_Set problem:_
Identify all lines in the data containing the string "восприятие". Copy them out.

──────── Material supplied ────────

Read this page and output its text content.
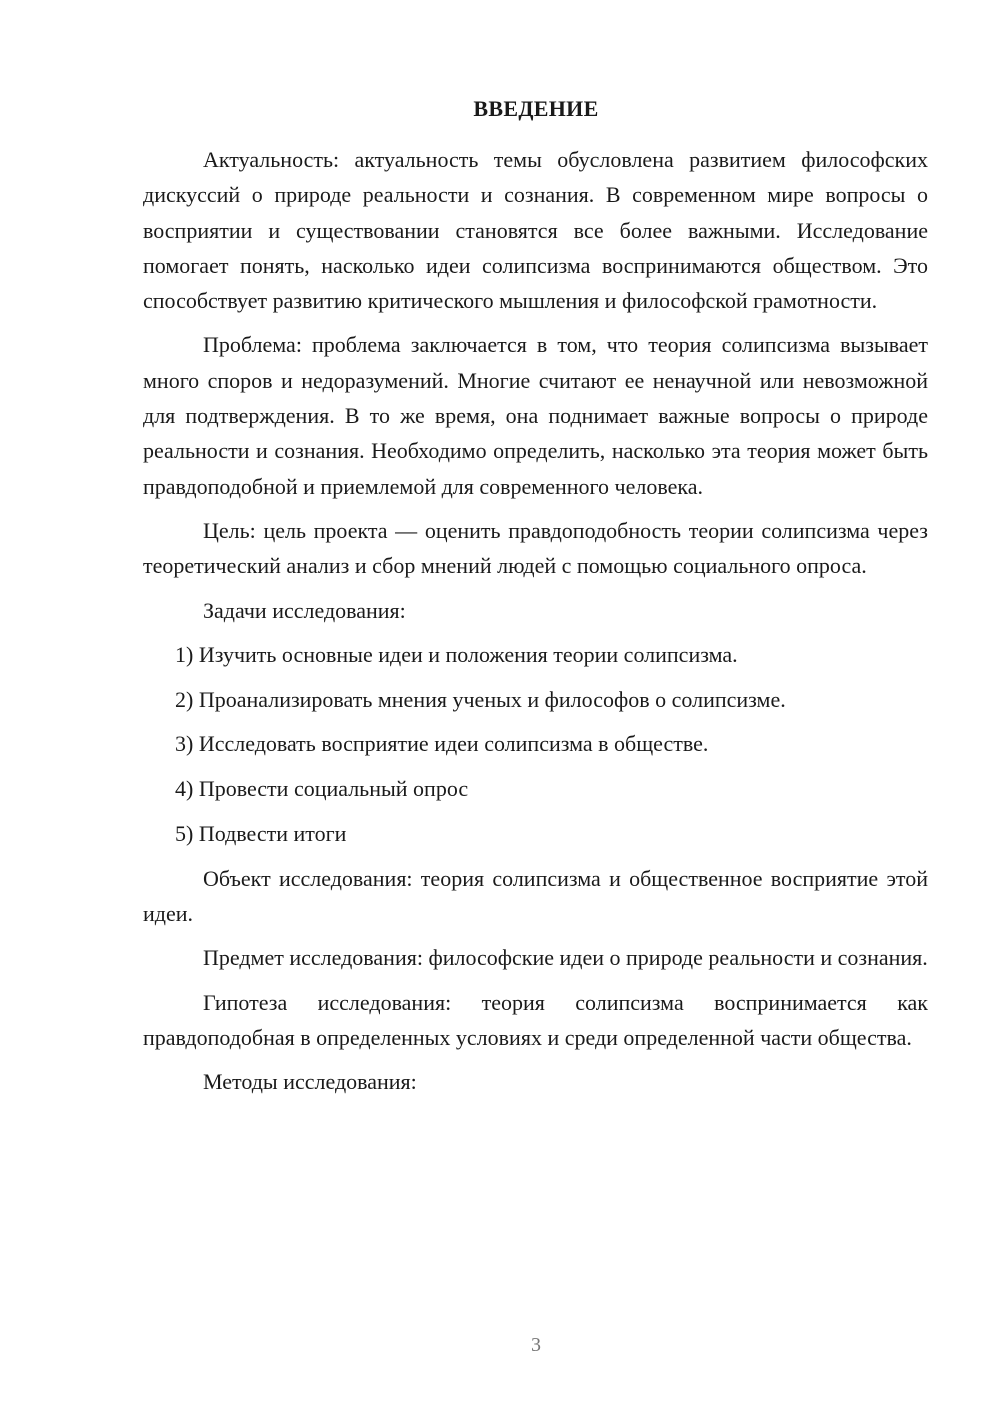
ВВЕДЕНИЕ

Актуальность: актуальность темы обусловлена развитием философских дискуссий о природе реальности и сознания. В современном мире вопросы о восприятии и существовании становятся все более важными. Исследование помогает понять, насколько идеи солипсизма воспринимаются обществом. Это способствует развитию критического мышления и философской грамотности.

Проблема: проблема заключается в том, что теория солипсизма вызывает много споров и недоразумений. Многие считают ее ненаучной или невозможной для подтверждения. В то же время, она поднимает важные вопросы о природе реальности и сознания. Необходимо определить, насколько эта теория может быть правдоподобной и приемлемой для современного человека.

Цель: цель проекта — оценить правдоподобность теории солипсизма через теоретический анализ и сбор мнений людей с помощью социального опроса.

Задачи исследования:

1) Изучить основные идеи и положения теории солипсизма.
2) Проанализировать мнения ученых и философов о солипсизме.
3) Исследовать восприятие идеи солипсизма в обществе.
4) Провести социальный опрос
5) Подвести итоги

Объект исследования: теория солипсизма и общественное восприятие этой идеи.

Предмет исследования: философские идеи о природе реальности и сознания.

Гипотеза исследования: теория солипсизма воспринимается как правдоподобная в определенных условиях и среди определенной части общества.

Методы исследования:

3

────────

_Response for this exercise:_
3) Исследовать восприятие идеи солипсизма в обществе.
Объект исследования: теория солипсизма и общественное восприятие этой идеи.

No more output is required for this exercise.